[BRIEF] From the records, pick out and copy each line containing "Pavla".

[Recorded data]
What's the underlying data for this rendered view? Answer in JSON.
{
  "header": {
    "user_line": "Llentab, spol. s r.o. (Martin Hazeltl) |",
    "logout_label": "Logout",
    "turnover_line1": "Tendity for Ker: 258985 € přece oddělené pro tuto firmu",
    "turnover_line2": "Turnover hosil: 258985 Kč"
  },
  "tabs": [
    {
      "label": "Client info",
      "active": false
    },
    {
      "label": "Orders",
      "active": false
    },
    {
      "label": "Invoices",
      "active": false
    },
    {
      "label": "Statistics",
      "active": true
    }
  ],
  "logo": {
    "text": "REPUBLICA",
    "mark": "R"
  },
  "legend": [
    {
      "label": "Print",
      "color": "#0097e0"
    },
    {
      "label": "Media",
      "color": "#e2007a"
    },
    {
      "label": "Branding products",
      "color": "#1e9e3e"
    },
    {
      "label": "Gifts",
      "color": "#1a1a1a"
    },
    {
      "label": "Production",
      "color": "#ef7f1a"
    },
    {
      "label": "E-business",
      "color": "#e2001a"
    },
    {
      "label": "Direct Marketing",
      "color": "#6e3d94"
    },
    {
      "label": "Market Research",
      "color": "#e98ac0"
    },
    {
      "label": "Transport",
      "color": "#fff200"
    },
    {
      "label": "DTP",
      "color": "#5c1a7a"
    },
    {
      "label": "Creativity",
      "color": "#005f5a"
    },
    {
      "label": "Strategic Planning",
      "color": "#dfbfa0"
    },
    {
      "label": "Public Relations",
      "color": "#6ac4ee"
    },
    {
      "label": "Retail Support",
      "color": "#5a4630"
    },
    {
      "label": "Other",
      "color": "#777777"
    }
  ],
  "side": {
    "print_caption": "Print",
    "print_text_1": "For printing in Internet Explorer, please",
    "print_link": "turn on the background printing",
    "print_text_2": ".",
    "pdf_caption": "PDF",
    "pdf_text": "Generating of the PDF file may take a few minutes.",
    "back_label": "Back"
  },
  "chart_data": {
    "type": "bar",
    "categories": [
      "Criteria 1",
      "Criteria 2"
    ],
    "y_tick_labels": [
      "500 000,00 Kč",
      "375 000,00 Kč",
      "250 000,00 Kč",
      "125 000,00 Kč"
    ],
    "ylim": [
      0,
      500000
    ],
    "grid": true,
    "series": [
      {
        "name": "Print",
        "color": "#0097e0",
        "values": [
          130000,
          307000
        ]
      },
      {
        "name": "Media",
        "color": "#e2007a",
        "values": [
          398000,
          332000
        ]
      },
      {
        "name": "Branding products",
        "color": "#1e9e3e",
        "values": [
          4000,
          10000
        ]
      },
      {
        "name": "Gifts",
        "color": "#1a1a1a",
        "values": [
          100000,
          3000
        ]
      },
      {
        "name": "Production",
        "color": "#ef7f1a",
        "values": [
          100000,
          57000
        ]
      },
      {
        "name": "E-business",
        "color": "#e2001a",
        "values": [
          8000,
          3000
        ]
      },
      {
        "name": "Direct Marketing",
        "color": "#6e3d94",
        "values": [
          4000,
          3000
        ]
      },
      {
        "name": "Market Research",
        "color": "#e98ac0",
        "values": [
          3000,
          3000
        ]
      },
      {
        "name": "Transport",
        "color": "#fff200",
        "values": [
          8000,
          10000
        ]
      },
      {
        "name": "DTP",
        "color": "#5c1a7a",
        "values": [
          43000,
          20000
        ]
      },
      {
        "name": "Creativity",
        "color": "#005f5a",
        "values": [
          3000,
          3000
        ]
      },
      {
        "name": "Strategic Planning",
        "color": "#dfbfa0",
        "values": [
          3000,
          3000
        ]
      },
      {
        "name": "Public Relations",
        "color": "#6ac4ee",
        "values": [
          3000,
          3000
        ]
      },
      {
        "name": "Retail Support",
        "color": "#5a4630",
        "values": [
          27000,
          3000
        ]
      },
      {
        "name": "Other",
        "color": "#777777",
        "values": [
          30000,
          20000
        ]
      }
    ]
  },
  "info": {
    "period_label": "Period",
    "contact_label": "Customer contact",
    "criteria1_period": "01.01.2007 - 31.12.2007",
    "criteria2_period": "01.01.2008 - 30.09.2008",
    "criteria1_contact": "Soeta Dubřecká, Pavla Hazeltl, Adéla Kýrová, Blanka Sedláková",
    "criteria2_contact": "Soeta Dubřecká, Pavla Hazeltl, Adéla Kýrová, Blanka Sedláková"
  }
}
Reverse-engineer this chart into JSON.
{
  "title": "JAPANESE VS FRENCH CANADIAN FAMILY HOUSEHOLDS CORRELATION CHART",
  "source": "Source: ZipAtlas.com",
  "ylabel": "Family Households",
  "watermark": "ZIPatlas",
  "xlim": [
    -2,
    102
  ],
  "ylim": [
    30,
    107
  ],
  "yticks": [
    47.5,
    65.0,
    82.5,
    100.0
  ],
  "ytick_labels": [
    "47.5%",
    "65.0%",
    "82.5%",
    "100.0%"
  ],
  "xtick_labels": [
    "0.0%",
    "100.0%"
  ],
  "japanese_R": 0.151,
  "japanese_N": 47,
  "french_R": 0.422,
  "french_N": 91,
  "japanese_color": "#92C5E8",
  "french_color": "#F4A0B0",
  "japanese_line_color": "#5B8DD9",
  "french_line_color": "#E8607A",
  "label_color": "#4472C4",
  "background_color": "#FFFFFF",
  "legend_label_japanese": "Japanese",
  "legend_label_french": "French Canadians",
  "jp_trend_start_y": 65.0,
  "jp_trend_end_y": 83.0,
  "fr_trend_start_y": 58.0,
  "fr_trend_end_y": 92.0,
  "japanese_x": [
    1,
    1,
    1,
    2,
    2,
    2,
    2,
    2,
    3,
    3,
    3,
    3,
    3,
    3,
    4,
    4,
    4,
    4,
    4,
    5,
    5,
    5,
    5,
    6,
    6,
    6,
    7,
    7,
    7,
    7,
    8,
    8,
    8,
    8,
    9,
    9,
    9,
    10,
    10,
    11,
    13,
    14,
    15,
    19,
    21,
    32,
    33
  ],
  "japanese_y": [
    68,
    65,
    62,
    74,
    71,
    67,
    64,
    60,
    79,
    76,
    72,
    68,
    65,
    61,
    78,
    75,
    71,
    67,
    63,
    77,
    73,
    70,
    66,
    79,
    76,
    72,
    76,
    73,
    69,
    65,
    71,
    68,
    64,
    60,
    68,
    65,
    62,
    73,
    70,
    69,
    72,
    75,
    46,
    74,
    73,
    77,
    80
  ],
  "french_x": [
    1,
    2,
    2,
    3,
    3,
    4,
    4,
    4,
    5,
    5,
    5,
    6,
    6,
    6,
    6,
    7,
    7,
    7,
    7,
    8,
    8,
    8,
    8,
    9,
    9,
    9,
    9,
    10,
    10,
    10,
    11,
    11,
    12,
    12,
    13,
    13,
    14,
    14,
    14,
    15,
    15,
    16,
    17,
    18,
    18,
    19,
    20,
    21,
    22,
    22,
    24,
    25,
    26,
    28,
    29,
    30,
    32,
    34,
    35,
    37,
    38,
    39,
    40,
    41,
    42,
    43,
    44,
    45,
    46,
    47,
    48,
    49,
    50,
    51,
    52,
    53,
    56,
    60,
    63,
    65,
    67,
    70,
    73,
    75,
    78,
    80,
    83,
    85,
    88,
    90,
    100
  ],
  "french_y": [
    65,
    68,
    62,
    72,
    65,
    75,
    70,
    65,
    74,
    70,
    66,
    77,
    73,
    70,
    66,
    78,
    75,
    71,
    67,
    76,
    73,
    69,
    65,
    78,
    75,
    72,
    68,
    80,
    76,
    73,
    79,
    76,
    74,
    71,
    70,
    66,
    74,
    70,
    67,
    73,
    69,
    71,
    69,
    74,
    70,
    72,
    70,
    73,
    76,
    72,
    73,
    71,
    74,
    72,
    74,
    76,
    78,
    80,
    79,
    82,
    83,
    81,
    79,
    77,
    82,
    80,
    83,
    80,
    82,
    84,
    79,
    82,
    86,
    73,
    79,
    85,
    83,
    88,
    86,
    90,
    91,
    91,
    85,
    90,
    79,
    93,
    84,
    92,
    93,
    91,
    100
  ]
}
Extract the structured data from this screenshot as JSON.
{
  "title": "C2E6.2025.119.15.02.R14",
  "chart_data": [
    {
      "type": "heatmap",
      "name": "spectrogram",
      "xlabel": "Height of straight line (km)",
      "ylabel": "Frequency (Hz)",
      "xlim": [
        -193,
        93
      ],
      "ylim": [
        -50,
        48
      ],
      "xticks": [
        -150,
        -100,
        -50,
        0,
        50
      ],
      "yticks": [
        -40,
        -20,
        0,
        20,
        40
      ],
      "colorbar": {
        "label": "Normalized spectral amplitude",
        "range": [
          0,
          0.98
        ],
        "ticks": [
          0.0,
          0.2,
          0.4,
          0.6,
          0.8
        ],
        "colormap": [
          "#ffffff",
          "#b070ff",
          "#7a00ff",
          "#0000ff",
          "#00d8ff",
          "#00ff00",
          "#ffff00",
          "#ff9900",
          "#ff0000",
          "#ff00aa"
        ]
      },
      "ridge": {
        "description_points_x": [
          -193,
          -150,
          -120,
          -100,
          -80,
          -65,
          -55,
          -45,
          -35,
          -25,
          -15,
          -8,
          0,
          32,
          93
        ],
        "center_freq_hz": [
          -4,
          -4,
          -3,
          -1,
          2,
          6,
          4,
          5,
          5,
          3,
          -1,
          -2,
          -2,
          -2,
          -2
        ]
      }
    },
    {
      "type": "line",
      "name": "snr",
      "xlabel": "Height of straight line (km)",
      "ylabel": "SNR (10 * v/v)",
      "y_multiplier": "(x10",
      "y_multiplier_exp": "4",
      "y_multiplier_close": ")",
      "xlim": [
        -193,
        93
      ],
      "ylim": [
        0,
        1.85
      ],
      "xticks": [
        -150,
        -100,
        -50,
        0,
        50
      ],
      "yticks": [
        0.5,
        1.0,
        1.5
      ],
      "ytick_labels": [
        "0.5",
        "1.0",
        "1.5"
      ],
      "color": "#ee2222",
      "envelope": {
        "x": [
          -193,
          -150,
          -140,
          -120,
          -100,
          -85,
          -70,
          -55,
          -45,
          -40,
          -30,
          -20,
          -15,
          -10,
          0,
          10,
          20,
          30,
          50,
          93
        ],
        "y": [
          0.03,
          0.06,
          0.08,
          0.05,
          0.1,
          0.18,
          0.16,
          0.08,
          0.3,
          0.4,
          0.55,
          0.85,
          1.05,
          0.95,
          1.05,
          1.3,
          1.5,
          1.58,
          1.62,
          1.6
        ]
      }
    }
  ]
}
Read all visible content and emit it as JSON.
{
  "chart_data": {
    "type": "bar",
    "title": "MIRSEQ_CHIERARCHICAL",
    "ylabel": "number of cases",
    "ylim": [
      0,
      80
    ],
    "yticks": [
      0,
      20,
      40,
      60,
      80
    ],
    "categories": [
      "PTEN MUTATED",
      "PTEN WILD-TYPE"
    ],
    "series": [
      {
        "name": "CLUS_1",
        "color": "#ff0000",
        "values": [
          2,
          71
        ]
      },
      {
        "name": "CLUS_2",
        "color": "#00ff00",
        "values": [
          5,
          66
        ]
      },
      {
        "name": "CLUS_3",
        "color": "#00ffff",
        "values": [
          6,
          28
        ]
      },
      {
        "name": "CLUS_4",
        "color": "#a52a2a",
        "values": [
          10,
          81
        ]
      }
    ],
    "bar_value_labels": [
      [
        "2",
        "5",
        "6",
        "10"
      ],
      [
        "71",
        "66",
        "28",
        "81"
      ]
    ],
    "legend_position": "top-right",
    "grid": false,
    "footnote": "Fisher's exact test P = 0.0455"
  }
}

[REPLY TO THE TASK]
    "criteria1_contact": "Soeta Dubřecká, Pavla Hazeltl, Adéla Kýrová, Blanka Sedláková",
    "criteria2_contact": "Soeta Dubřecká, Pavla Hazeltl, Adéla Kýrová, Blanka Sedláková"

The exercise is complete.